CHALLENGE:
Copy out each line featuring the string "this" from the entries beneath.
========
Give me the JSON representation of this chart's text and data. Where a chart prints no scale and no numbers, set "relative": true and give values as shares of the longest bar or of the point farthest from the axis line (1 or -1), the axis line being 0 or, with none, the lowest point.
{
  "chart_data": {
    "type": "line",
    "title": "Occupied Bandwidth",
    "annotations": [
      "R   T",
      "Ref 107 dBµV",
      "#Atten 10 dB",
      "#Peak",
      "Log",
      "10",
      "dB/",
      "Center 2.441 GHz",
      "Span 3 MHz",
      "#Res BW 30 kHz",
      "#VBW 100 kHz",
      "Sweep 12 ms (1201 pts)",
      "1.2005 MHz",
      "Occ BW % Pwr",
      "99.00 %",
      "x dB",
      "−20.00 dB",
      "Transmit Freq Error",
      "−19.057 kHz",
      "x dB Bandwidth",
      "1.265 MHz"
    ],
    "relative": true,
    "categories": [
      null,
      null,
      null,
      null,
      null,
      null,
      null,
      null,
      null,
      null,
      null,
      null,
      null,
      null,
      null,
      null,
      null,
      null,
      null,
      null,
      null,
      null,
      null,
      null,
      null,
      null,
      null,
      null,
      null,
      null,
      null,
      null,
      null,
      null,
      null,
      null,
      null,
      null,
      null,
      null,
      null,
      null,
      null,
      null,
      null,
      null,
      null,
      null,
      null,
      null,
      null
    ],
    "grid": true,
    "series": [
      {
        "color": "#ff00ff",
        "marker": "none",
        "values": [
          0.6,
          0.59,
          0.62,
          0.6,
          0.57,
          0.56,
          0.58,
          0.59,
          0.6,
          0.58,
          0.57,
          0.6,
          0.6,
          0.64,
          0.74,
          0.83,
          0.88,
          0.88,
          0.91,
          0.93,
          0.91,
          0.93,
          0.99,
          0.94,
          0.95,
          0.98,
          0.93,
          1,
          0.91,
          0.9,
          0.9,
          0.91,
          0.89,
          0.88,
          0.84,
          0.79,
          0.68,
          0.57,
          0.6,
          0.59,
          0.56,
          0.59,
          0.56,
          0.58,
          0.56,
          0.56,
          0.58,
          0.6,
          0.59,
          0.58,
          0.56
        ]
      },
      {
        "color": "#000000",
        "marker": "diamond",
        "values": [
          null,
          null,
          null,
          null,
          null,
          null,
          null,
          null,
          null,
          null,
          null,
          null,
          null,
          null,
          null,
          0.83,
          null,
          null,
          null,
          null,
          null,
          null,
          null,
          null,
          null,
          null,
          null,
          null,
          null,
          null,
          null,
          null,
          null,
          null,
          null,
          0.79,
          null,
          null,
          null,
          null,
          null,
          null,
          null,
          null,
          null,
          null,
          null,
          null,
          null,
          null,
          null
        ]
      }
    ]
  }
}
========
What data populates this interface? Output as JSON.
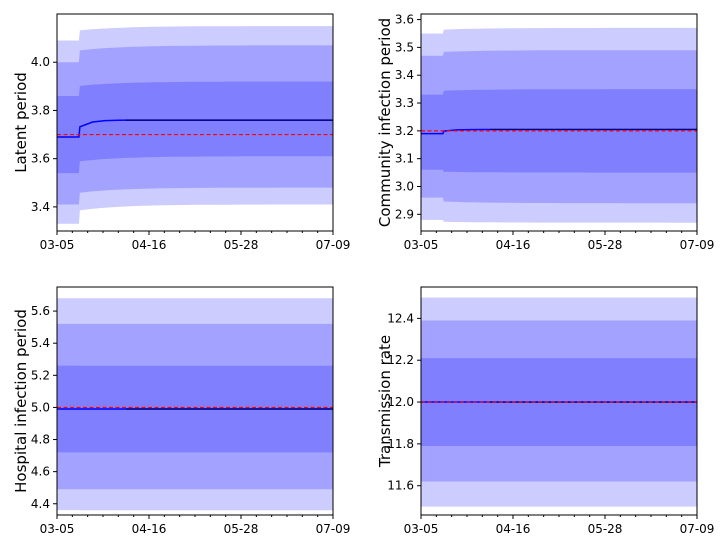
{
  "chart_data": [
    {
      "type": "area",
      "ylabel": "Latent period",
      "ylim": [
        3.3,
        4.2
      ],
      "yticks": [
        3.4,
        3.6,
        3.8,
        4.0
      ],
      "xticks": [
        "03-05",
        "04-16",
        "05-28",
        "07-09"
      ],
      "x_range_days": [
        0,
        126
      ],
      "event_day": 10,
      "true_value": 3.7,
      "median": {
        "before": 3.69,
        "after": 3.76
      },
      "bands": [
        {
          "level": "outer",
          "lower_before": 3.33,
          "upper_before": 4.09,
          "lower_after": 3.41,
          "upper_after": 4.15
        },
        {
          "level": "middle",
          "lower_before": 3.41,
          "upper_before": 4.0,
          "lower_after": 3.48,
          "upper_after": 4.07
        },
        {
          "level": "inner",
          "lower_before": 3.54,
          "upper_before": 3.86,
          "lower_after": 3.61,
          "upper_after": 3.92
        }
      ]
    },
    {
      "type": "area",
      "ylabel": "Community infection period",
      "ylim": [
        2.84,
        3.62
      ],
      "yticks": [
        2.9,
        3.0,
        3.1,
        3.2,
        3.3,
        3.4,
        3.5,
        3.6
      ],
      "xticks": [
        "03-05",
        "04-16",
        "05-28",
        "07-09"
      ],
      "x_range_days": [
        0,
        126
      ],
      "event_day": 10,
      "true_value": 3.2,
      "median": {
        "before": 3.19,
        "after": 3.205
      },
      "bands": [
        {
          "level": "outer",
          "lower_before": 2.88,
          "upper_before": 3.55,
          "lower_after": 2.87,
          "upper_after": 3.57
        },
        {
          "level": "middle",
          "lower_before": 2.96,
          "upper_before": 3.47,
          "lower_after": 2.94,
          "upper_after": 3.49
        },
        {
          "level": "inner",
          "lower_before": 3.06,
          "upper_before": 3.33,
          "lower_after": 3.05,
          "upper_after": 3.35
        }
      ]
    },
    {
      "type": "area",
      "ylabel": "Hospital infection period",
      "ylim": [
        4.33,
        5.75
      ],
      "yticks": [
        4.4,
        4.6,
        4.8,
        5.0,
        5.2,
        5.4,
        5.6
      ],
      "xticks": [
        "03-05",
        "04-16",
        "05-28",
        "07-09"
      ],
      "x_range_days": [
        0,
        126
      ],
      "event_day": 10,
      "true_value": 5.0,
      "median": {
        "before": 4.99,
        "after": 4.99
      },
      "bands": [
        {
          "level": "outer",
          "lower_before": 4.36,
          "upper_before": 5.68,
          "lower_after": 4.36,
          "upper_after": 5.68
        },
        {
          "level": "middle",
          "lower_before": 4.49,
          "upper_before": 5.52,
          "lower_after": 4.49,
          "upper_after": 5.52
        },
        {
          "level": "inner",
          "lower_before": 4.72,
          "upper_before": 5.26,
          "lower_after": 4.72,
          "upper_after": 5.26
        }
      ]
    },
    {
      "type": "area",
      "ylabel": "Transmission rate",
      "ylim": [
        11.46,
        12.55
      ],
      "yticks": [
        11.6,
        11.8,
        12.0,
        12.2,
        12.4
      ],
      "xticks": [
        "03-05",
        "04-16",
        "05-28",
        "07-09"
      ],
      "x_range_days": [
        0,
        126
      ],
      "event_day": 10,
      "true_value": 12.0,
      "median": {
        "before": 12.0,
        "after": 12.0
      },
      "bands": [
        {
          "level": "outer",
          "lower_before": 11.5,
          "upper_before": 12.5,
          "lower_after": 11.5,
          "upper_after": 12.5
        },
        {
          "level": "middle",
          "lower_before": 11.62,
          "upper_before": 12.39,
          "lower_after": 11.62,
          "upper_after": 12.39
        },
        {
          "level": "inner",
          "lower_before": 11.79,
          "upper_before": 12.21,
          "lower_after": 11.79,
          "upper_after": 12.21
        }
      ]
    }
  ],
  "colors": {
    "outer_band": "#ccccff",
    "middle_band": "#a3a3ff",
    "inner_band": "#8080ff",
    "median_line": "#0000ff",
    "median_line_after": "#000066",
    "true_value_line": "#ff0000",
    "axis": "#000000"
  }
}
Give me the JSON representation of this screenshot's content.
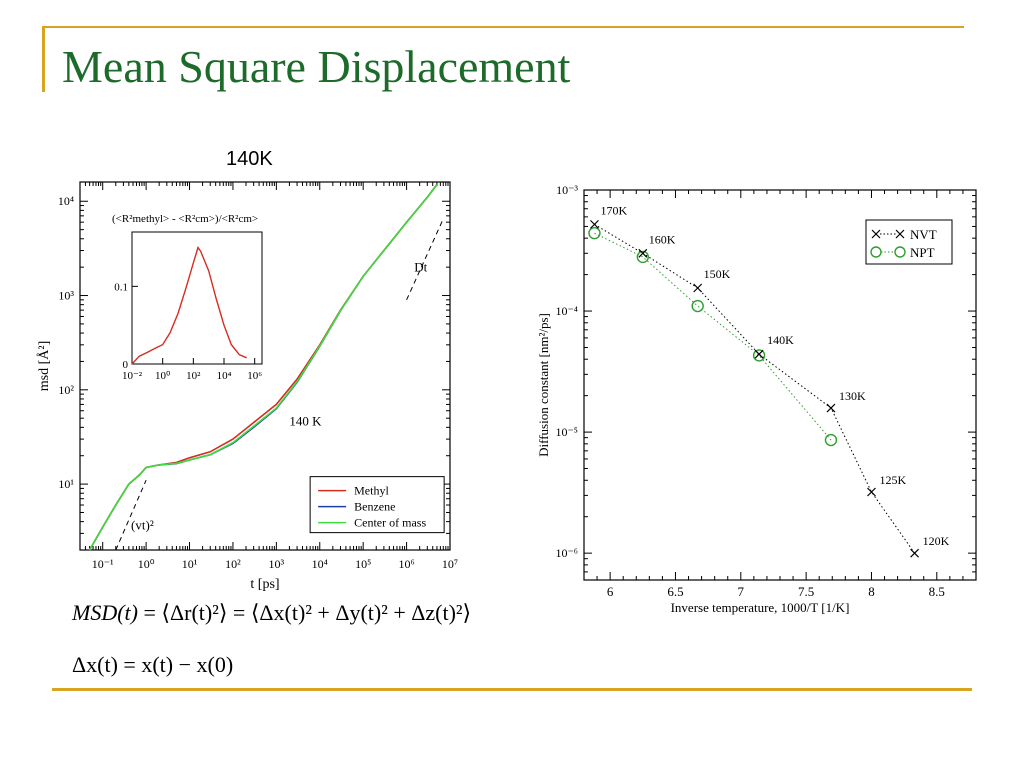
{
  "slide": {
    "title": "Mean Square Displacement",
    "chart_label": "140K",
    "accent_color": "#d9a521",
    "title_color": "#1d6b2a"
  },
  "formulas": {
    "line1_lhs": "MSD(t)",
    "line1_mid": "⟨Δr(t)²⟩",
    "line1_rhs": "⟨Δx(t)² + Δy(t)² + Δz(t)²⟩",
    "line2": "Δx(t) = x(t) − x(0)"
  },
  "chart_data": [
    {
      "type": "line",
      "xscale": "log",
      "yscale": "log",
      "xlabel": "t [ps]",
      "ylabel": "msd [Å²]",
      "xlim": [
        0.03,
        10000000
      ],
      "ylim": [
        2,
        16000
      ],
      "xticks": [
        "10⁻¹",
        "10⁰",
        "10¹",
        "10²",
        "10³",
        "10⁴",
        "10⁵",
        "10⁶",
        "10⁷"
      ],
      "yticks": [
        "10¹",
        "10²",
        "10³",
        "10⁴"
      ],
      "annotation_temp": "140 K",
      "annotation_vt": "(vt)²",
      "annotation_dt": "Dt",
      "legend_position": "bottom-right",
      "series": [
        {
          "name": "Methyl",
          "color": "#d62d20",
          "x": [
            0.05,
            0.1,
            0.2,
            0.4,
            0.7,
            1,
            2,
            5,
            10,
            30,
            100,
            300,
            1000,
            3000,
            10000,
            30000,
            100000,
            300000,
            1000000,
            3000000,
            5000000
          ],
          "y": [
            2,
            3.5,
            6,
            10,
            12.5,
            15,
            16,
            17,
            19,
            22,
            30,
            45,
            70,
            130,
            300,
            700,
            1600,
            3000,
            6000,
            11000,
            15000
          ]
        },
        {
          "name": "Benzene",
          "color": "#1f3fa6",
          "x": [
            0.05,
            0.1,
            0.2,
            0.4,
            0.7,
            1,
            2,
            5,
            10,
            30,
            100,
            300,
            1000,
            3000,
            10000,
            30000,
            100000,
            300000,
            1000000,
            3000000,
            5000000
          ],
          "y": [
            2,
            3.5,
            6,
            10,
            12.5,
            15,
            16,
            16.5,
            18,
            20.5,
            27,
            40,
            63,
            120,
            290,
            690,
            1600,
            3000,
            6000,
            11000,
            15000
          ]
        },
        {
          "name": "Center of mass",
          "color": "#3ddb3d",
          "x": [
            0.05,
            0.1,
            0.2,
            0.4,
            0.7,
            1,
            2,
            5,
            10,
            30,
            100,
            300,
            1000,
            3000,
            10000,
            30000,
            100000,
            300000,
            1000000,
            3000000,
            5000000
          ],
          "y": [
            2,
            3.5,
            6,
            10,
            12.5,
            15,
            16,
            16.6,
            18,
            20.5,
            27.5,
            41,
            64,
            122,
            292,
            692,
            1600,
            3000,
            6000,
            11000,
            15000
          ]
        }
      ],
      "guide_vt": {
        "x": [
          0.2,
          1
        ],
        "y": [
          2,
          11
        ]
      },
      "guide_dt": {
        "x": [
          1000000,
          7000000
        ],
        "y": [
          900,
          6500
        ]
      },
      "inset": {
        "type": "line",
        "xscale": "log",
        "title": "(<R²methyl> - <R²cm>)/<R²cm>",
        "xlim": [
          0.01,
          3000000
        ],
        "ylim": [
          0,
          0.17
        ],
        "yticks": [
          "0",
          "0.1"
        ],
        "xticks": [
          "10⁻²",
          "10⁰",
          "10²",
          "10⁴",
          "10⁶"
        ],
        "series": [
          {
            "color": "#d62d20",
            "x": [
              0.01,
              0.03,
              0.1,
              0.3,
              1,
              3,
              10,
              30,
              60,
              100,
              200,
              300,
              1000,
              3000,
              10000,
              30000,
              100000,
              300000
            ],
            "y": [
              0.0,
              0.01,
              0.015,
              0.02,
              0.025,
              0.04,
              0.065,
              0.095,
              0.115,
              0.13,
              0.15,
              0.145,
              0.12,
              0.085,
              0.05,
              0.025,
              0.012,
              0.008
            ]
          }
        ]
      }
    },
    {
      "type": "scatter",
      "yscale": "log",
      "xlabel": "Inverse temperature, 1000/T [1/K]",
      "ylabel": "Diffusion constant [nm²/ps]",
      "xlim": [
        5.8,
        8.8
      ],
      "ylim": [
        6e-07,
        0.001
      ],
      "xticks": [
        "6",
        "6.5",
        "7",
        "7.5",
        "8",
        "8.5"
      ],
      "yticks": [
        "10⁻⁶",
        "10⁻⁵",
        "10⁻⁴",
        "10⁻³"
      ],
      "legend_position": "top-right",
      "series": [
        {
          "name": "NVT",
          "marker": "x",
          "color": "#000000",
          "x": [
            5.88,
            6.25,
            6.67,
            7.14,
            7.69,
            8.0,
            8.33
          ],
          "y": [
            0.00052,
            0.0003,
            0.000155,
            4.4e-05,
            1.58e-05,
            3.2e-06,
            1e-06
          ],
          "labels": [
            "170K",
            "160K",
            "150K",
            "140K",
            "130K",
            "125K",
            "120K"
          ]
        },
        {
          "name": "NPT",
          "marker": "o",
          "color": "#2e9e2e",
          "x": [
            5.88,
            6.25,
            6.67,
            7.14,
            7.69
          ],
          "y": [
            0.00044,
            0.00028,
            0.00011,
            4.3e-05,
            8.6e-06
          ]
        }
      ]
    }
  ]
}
========
EXERCISE OUTPUT:
Give me the JSON representation of this chart's text and data. Where a chart prints no scale and no numbers, set "relative": true and give values as shares of the longest bar or of the point farthest from the axis line (1 or -1), the axis line being 0 or, with none, the lowest point.
What data populates this interface? Output as JSON.
Give me the JSON representation of this screenshot's content.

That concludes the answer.